Quote the whole listing word for word, please.

Entries from a dataset:
-- Start --

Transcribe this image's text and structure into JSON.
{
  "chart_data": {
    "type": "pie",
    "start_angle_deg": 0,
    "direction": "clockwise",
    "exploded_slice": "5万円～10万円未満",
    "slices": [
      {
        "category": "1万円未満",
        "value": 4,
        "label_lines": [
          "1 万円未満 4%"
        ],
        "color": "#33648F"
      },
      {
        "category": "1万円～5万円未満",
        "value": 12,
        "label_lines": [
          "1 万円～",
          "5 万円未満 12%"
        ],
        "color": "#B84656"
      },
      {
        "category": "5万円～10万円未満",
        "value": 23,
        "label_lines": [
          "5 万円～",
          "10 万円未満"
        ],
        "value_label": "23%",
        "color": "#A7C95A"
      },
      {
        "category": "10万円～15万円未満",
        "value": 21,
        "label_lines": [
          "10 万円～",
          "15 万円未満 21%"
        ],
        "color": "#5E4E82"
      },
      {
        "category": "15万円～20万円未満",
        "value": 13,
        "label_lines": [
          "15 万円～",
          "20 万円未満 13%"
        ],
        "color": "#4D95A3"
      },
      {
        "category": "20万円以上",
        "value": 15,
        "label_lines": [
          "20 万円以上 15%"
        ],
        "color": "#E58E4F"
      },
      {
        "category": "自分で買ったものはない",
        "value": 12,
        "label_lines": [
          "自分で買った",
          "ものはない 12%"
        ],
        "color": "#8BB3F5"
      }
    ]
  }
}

-- End --

## Response below
Transcribe this image's text and structure into JSON.
{
  "chart_data": {
    "type": "pie",
    "start_angle_deg": 0,
    "direction": "clockwise",
    "exploded_slice": "5万円～10万円未満",
    "slices": [
      {
        "category": "1万円未満",
        "value": 4,
        "label_lines": [
          "1 万円未満 4%"
        ],
        "color": "#33648F"
      },
      {
        "category": "1万円～5万円未満",
        "value": 12,
        "label_lines": [
          "1 万円～",
          "5 万円未満 12%"
        ],
        "color": "#B84656"
      },
      {
        "category": "5万円～10万円未満",
        "value": 23,
        "label_lines": [
          "5 万円～",
          "10 万円未満"
        ],
        "value_label": "23%",
        "color": "#A7C95A"
      },
      {
        "category": "10万円～15万円未満",
        "value": 21,
        "label_lines": [
          "10 万円～",
          "15 万円未満 21%"
        ],
        "color": "#5E4E82"
      },
      {
        "category": "15万円～20万円未満",
        "value": 13,
        "label_lines": [
          "15 万円～",
          "20 万円未満 13%"
        ],
        "color": "#4D95A3"
      },
      {
        "category": "20万円以上",
        "value": 15,
        "label_lines": [
          "20 万円以上 15%"
        ],
        "color": "#E58E4F"
      },
      {
        "category": "自分で買ったものはない",
        "value": 12,
        "label_lines": [
          "自分で買った",
          "ものはない 12%"
        ],
        "color": "#8BB3F5"
      }
    ]
  }
}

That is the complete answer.